Mount Victoria (postcode: 2786) is a small township in the Blue Mountains of New South Wales, Australia. Mount Victoria is geographically the western most village and suburb of Greater Sydney on the great western highway in the City of Blue Mountains, located about  west-northwest by road from the Sydney central business district and at an altitude of about  . The settlement had a population of 823 people at the 2011 Census.

History

Mount Victoria is located on an escarpment plateau extension of Mount York, the site of a camp on the original Blaxland, Wentworth and Lawson crossing of the Blue Mountains in 1813. The area was originally marked as One Tree Hill on an early map dating from 1834 by the Surveyor General, Sir Thomas Mitchell. This is why when the township was established in 1866 it was known as One Tree Hill.

After the road across the Blue Mountains was constructed a toll bar was opened about  east from the present township in 1849 and the area was also known as Broughton's Waterhole Toll Bar. Coaches were charged at the toll according to how well sprung they were, ones without springs were not charged as it was believed they would help crush the road surface.

After the railway station, marking the termination of the Main Western railway line, was opened in 1868 the town also became known as Mount Victoria. The town's name was officially changed after the first Post Office was built in 1876.

**Written request 1**
In the records, from the first line through the line containing "svg-text:2025/06/13 五: 2025/06/13 五 [272, 524, 355, 539]", swap "bounding boxes" for "coordinates" and write those lines out again with everything else unchanged.

**Data provided**
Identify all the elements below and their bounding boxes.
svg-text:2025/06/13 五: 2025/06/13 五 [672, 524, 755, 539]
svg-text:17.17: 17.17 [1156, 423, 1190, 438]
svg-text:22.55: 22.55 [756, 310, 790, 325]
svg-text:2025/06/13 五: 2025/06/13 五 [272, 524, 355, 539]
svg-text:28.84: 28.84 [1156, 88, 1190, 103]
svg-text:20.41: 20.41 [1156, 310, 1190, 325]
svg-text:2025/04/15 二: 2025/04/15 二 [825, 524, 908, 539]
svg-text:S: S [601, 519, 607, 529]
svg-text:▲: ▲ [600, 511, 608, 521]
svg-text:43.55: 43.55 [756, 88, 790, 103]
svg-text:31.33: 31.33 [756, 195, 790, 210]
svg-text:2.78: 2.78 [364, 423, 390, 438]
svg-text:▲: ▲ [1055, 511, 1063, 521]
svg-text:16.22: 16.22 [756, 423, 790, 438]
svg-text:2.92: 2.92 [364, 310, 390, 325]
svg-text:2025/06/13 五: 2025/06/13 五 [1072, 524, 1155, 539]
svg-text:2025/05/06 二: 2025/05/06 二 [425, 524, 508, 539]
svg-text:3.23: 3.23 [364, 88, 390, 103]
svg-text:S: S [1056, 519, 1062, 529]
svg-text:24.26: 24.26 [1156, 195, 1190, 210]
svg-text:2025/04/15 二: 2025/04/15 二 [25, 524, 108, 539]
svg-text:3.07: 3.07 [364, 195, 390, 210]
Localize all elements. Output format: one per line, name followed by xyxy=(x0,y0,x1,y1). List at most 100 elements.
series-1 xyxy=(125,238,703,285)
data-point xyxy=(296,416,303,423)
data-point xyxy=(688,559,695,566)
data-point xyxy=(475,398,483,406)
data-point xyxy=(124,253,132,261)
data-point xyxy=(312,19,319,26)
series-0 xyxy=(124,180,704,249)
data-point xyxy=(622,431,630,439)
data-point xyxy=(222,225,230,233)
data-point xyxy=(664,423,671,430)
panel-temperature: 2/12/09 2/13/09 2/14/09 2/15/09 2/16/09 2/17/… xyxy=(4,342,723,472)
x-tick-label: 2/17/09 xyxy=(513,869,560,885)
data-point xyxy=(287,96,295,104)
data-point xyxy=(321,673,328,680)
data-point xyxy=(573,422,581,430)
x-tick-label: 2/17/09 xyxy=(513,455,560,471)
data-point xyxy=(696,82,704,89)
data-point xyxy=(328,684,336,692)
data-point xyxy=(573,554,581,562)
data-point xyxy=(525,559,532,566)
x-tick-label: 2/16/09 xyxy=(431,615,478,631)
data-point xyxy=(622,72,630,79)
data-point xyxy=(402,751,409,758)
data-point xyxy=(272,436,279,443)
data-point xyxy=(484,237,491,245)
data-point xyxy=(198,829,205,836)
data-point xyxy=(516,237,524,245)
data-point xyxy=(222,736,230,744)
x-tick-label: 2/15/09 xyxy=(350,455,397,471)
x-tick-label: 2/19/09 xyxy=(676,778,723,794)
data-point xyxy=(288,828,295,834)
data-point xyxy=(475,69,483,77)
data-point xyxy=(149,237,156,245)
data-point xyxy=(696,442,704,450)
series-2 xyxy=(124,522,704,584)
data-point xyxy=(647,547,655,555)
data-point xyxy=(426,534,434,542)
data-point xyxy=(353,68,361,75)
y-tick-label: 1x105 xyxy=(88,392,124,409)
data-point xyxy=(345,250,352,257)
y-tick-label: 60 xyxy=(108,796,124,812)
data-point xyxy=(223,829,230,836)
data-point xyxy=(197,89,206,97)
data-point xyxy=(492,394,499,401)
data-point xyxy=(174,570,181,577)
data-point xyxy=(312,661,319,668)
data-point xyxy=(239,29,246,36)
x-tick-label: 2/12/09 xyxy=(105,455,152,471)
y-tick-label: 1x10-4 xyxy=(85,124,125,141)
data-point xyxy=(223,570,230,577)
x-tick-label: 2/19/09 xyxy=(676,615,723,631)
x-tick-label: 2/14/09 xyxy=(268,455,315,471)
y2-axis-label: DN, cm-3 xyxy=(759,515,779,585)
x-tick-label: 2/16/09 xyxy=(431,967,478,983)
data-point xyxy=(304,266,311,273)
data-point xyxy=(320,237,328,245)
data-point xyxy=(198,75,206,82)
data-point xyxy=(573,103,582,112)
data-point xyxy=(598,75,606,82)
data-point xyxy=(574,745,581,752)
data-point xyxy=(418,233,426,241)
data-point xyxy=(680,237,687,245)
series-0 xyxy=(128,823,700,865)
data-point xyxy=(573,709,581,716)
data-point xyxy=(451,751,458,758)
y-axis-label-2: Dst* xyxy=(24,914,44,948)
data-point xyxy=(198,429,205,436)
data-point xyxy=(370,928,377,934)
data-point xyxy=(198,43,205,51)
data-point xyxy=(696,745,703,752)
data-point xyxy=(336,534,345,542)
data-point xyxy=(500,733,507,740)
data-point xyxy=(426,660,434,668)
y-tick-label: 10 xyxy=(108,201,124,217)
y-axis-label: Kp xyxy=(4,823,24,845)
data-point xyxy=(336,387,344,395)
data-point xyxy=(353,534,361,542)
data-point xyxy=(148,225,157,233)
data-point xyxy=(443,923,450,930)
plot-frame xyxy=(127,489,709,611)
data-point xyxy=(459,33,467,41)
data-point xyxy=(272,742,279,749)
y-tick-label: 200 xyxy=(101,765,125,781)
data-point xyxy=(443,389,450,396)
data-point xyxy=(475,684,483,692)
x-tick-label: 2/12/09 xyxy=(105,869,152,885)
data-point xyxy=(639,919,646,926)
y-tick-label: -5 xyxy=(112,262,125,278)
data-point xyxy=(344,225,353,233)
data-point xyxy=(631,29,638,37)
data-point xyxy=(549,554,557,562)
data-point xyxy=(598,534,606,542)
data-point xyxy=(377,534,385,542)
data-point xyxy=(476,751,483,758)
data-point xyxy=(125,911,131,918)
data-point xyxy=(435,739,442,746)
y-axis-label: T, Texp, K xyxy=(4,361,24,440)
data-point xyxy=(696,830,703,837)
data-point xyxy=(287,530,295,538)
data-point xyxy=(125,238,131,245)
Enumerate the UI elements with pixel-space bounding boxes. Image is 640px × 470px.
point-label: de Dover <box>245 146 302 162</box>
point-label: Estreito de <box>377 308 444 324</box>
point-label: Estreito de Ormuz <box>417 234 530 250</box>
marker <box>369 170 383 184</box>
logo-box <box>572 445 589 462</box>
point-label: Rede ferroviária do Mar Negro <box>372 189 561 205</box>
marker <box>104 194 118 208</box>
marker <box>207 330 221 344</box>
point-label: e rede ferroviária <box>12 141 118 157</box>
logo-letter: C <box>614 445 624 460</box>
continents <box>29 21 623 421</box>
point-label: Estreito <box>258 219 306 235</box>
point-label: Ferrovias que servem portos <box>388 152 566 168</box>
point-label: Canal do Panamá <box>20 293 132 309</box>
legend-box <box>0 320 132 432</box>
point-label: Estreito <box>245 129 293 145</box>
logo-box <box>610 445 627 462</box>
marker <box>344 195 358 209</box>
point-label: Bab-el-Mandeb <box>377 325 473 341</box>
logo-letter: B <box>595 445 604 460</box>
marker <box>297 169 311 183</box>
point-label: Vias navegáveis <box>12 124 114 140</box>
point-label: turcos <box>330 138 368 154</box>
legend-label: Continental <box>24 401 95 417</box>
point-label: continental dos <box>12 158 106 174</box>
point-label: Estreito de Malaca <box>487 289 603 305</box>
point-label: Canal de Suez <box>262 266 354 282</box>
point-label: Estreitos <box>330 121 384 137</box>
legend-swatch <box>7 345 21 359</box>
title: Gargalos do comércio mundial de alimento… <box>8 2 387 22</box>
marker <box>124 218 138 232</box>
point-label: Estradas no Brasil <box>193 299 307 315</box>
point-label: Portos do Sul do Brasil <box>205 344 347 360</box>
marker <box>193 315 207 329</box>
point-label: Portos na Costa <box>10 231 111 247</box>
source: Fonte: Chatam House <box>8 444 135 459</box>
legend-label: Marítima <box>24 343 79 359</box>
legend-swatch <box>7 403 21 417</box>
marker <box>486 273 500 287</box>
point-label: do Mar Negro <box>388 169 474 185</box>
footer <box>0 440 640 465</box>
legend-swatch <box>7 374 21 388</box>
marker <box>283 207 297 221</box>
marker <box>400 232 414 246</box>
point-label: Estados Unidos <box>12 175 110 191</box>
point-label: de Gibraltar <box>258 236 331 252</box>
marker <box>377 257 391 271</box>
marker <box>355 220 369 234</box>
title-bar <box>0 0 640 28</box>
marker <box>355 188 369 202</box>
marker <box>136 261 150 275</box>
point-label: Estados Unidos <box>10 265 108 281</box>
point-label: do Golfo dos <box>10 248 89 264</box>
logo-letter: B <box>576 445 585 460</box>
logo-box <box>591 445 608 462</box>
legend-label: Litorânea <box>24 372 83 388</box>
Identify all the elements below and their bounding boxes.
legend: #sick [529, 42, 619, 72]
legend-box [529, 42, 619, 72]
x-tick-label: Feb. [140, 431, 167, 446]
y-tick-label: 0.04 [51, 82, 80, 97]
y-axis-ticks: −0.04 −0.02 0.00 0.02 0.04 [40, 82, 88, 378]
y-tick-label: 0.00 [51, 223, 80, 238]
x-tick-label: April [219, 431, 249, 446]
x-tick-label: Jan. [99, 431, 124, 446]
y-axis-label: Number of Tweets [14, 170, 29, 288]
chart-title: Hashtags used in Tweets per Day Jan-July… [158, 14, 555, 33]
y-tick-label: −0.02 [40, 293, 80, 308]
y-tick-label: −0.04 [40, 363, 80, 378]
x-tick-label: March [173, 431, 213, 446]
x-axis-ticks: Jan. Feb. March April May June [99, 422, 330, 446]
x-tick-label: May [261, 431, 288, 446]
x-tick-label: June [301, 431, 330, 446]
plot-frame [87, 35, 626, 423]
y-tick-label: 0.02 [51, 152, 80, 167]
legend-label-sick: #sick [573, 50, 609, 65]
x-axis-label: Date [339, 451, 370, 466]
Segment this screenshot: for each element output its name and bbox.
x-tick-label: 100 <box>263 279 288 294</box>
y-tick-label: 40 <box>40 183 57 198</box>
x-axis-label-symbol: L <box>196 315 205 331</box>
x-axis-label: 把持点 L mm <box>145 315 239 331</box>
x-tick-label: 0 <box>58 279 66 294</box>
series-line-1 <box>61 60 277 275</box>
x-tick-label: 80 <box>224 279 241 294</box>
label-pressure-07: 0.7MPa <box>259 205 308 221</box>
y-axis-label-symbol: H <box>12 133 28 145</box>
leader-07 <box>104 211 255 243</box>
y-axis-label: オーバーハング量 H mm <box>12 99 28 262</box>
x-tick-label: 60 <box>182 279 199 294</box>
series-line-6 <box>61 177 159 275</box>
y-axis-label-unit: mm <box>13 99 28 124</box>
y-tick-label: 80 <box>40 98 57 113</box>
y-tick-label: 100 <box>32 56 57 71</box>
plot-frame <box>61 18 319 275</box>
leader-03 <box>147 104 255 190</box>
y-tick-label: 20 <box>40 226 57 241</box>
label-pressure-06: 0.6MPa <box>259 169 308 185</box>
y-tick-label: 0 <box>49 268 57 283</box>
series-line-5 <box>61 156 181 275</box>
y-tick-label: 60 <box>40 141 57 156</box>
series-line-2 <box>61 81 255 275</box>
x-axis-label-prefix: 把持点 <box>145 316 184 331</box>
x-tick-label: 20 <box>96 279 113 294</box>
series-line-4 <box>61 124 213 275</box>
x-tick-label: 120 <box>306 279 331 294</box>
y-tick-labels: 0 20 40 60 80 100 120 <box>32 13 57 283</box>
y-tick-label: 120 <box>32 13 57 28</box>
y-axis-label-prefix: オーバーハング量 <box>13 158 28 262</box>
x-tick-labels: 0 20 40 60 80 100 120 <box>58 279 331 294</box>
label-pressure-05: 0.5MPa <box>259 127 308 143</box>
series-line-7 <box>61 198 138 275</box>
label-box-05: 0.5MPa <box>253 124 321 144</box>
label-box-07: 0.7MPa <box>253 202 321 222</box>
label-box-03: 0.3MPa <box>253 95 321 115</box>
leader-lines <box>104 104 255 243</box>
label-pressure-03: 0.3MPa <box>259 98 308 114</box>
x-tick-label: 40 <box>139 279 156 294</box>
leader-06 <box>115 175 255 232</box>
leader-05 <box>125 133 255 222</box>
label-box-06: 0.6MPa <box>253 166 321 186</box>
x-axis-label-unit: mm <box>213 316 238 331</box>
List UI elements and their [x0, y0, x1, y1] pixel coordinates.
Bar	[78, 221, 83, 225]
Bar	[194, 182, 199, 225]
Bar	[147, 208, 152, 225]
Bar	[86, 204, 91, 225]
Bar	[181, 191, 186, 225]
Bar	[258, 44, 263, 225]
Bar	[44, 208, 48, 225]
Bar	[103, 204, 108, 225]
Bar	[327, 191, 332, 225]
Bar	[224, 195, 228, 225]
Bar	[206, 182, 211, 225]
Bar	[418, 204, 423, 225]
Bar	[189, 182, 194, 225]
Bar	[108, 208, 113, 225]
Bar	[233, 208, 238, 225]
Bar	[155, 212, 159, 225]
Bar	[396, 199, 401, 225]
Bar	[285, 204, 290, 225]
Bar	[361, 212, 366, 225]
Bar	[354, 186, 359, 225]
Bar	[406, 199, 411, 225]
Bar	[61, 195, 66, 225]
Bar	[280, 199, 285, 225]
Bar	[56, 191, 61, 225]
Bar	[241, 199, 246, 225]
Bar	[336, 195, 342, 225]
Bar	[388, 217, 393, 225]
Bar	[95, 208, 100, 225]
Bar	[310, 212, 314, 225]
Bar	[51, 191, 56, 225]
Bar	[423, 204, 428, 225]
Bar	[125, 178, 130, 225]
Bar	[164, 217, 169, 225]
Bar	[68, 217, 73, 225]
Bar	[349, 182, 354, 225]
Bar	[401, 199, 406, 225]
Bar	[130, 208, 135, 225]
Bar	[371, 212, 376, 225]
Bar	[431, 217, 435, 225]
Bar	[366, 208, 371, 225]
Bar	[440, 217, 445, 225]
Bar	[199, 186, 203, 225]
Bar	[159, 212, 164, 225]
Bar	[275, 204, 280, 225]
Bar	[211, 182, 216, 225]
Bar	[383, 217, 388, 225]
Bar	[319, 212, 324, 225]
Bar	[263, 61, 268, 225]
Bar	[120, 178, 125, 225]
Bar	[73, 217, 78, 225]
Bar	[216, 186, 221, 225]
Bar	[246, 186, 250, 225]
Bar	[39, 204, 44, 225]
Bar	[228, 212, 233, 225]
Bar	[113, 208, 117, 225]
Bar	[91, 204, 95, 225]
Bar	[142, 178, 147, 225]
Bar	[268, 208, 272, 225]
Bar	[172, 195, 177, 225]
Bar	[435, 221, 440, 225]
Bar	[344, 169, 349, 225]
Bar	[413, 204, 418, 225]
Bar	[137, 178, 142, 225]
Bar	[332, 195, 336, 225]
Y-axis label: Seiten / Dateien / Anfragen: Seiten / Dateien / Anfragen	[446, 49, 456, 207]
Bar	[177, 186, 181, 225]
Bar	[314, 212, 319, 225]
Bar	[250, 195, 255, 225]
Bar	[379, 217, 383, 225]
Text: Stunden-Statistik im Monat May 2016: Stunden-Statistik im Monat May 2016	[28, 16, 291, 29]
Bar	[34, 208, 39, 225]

**Written request 2**
Echo the full passage about Mount Victoria word for word.

**Full answer 1**
Identify all the elements below and their coordinates.
svg-text:2025/06/13 五: 2025/06/13 五 [672, 524, 755, 539]
svg-text:17.17: 17.17 [1156, 423, 1190, 438]
svg-text:22.55: 22.55 [756, 310, 790, 325]
svg-text:2025/06/13 五: 2025/06/13 五 [272, 524, 355, 539]

**Full answer 2**
Mount Victoria (postcode: 2786) is a small township in the Blue Mountains of New South Wales, Australia. Mount Victoria is geographically the western most village and suburb of Greater Sydney on the great western highway in the City of Blue Mountains, located about  west-northwest by road from the Sydney central business district and at an altitude of about  . The settlement had a population of 823 people at the 2011 Census.

History

Mount Victoria is located on an escarpment plateau extension of Mount York, the site of a camp on the original Blaxland, Wentworth and Lawson crossing of the Blue Mountains in 1813. The area was originally marked as One Tree Hill on an early map dating from 1834 by the Surveyor General, Sir Thomas Mitchell. This is why when the township was established in 1866 it was known as One Tree Hill.

After the road across the Blue Mountains was constructed a toll bar was opened about  east from the present township in 1849 and the area was also known as Broughton's Waterhole Toll Bar. Coaches were charged at the toll according to how well sprung they were, ones without springs were not charged as it was believed they would help crush the road surface.

After the railway station, marking the termination of the Main Western railway line, was opened in 1868 the town also became known as Mount Victoria. The town's name was officially changed after the first Post Office was built in 1876.